#### Instruction:
Each entry that follows must be output without any deviation.

#### Supplied records:
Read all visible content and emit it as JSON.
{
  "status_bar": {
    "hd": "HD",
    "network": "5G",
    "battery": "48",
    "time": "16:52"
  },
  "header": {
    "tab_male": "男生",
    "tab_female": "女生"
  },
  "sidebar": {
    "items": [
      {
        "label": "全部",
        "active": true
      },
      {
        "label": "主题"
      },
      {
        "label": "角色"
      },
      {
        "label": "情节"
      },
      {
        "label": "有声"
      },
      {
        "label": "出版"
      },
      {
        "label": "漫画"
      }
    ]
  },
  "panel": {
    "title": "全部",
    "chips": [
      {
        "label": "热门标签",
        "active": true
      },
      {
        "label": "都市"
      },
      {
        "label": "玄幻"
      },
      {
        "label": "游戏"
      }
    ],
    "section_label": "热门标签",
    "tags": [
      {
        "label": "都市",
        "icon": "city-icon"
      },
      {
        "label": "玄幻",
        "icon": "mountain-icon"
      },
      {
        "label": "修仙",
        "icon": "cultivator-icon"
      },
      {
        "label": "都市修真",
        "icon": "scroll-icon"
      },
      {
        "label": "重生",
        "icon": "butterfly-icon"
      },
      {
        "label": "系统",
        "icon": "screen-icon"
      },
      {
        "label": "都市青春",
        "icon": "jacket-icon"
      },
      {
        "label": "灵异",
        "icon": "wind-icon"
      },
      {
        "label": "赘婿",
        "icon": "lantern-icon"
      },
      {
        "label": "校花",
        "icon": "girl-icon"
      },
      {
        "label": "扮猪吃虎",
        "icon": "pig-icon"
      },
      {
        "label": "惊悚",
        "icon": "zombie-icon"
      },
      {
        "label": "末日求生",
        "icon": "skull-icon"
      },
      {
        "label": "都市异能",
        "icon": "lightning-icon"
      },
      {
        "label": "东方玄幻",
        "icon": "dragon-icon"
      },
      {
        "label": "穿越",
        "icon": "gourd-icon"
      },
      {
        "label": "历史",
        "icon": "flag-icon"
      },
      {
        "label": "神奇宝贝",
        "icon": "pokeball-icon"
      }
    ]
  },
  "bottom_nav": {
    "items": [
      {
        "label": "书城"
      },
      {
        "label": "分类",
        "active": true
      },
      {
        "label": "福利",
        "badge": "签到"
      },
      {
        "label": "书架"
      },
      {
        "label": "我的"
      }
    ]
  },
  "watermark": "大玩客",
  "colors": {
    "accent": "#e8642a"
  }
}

#### Solution:
Read all visible content and emit it as JSON.
{
  "status_bar": {
    "hd": "HD",
    "network": "5G",
    "battery": "48",
    "time": "16:52"
  },
  "header": {
    "tab_male": "男生",
    "tab_female": "女生"
  },
  "sidebar": {
    "items": [
      {
        "label": "全部",
        "active": true
      },
      {
        "label": "主题"
      },
      {
        "label": "角色"
      },
      {
        "label": "情节"
      },
      {
        "label": "有声"
      },
      {
        "label": "出版"
      },
      {
        "label": "漫画"
      }
    ]
  },
  "panel": {
    "title": "全部",
    "chips": [
      {
        "label": "热门标签",
        "active": true
      },
      {
        "label": "都市"
      },
      {
        "label": "玄幻"
      },
      {
        "label": "游戏"
      }
    ],
    "section_label": "热门标签",
    "tags": [
      {
        "label": "都市",
        "icon": "city-icon"
      },
      {
        "label": "玄幻",
        "icon": "mountain-icon"
      },
      {
        "label": "修仙",
        "icon": "cultivator-icon"
      },
      {
        "label": "都市修真",
        "icon": "scroll-icon"
      },
      {
        "label": "重生",
        "icon": "butterfly-icon"
      },
      {
        "label": "系统",
        "icon": "screen-icon"
      },
      {
        "label": "都市青春",
        "icon": "jacket-icon"
      },
      {
        "label": "灵异",
        "icon": "wind-icon"
      },
      {
        "label": "赘婿",
        "icon": "lantern-icon"
      },
      {
        "label": "校花",
        "icon": "girl-icon"
      },
      {
        "label": "扮猪吃虎",
        "icon": "pig-icon"
      },
      {
        "label": "惊悚",
        "icon": "zombie-icon"
      },
      {
        "label": "末日求生",
        "icon": "skull-icon"
      },
      {
        "label": "都市异能",
        "icon": "lightning-icon"
      },
      {
        "label": "东方玄幻",
        "icon": "dragon-icon"
      },
      {
        "label": "穿越",
        "icon": "gourd-icon"
      },
      {
        "label": "历史",
        "icon": "flag-icon"
      },
      {
        "label": "神奇宝贝",
        "icon": "pokeball-icon"
      }
    ]
  },
  "bottom_nav": {
    "items": [
      {
        "label": "书城"
      },
      {
        "label": "分类",
        "active": true
      },
      {
        "label": "福利",
        "badge": "签到"
      },
      {
        "label": "书架"
      },
      {
        "label": "我的"
      }
    ]
  },
  "watermark": "大玩客",
  "colors": {
    "accent": "#e8642a"
  }
}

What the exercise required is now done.